Task directions: Each line that contains the word "Entwicklung" counts once; give the total for the records below and nothing else.

-------- Given data

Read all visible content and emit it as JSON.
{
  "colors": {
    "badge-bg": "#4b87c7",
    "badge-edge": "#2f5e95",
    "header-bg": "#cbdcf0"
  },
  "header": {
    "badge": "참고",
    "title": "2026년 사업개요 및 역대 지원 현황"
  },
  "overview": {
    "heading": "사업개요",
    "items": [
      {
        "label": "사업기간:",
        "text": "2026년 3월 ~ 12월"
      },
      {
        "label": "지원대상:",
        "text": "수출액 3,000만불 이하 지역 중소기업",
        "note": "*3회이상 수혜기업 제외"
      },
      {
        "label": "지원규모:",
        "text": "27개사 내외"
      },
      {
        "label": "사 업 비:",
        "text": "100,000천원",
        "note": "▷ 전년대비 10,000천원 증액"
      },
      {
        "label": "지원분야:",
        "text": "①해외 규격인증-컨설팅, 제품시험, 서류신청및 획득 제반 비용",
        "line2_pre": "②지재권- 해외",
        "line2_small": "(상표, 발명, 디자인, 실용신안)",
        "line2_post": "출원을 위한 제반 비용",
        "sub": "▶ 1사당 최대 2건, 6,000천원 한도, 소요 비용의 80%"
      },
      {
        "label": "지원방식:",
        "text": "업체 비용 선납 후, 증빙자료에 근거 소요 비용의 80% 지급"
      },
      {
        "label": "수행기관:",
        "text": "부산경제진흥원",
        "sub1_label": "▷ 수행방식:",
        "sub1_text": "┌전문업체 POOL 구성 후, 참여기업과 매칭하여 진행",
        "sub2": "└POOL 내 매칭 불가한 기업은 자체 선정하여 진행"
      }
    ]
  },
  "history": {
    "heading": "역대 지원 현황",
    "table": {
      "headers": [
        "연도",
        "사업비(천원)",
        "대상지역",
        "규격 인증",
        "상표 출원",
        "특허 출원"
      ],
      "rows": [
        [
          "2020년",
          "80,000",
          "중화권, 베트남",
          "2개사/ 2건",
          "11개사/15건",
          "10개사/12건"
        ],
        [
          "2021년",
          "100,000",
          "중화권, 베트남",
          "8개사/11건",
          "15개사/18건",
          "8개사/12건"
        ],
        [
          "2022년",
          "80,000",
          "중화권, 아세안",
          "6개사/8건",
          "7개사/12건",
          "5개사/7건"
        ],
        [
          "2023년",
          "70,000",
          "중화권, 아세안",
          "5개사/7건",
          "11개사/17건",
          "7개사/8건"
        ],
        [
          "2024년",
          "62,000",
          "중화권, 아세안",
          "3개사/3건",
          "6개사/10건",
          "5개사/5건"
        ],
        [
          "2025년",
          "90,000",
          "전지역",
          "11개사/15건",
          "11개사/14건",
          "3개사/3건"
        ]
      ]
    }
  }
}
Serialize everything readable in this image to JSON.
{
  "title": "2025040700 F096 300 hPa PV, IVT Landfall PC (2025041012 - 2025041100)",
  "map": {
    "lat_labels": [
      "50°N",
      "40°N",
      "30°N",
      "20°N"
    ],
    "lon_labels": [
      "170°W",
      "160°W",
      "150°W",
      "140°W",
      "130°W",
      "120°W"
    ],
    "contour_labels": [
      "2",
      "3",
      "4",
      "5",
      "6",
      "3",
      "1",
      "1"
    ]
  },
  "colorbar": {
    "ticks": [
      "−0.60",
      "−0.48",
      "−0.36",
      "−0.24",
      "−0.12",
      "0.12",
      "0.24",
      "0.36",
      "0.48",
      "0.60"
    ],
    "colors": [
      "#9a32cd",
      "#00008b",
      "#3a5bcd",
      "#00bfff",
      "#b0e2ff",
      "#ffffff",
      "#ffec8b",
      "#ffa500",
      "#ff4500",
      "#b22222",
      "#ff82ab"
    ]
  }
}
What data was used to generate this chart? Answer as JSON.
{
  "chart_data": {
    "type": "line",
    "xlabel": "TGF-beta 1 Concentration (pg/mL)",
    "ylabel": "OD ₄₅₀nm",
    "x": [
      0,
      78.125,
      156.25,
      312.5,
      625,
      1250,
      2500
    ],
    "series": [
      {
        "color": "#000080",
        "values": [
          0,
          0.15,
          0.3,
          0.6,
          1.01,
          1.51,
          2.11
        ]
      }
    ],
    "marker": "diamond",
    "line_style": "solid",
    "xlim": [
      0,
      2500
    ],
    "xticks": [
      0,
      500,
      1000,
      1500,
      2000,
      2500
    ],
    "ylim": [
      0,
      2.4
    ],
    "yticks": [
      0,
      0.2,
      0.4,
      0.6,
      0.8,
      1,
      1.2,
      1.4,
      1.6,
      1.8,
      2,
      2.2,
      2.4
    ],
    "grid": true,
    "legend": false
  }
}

----------------
-------- Given data

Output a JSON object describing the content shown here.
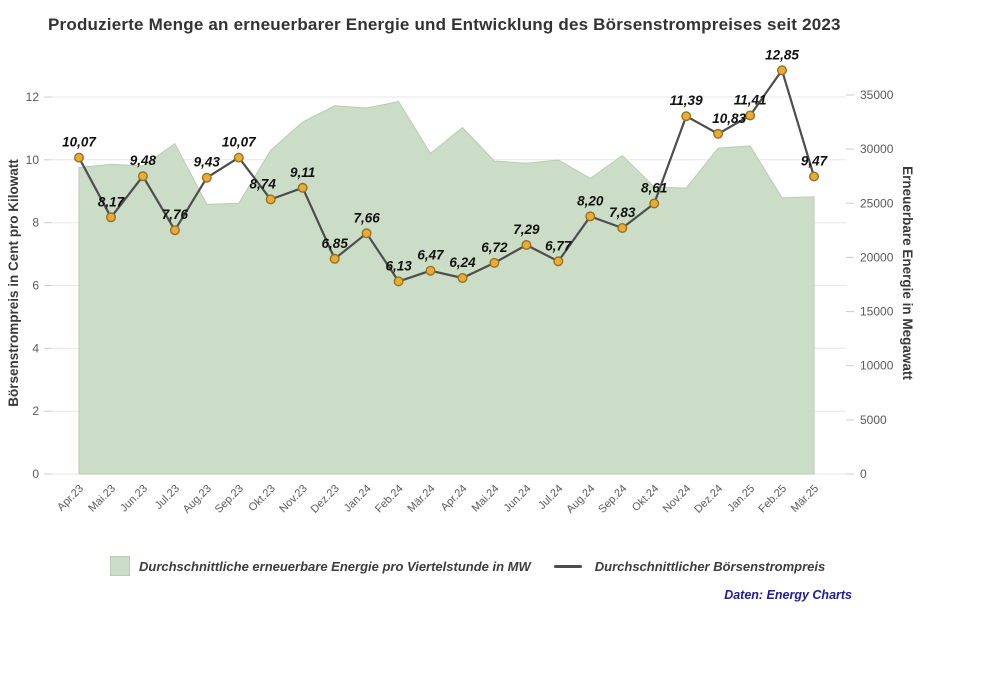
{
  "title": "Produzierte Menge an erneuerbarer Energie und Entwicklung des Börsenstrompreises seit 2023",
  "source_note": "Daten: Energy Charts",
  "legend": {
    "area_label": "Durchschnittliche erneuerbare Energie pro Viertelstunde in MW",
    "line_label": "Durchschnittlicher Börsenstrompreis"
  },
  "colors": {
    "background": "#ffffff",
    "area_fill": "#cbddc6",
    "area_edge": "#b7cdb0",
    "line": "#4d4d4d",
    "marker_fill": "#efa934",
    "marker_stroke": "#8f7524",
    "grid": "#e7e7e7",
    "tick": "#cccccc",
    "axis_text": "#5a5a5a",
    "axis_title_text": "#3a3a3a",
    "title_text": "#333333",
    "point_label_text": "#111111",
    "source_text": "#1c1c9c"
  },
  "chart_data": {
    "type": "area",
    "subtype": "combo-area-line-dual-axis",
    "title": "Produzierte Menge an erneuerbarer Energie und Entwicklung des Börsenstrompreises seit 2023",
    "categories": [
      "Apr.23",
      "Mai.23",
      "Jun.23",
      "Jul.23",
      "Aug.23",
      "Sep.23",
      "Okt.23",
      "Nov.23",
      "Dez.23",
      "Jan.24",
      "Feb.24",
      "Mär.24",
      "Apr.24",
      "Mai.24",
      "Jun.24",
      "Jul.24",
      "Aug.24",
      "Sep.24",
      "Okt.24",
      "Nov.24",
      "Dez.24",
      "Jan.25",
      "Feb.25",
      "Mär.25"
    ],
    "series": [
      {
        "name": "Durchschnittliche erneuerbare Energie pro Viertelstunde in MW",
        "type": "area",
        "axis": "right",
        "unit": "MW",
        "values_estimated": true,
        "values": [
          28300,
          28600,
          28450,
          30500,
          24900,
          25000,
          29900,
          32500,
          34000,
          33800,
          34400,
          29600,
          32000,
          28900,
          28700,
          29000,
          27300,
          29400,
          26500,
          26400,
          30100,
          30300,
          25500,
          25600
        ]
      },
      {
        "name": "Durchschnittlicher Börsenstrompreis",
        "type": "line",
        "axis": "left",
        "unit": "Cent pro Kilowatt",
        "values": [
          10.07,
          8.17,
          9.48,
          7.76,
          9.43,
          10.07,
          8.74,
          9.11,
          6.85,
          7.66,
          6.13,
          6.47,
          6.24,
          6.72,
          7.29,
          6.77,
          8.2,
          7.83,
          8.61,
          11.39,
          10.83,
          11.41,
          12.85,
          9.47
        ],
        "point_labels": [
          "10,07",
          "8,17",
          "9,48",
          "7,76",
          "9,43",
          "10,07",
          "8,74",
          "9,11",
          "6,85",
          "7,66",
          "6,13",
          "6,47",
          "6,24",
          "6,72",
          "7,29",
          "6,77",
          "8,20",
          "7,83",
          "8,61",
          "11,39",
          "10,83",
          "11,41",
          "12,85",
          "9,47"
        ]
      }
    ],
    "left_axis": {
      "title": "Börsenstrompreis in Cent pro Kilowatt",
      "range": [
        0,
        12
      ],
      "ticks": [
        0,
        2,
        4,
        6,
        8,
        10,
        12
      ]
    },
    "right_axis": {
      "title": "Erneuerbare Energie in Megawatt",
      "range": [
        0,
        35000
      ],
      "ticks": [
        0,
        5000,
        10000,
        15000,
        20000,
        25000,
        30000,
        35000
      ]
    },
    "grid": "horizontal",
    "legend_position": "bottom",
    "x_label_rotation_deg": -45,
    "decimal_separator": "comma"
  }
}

----------------

Output: 2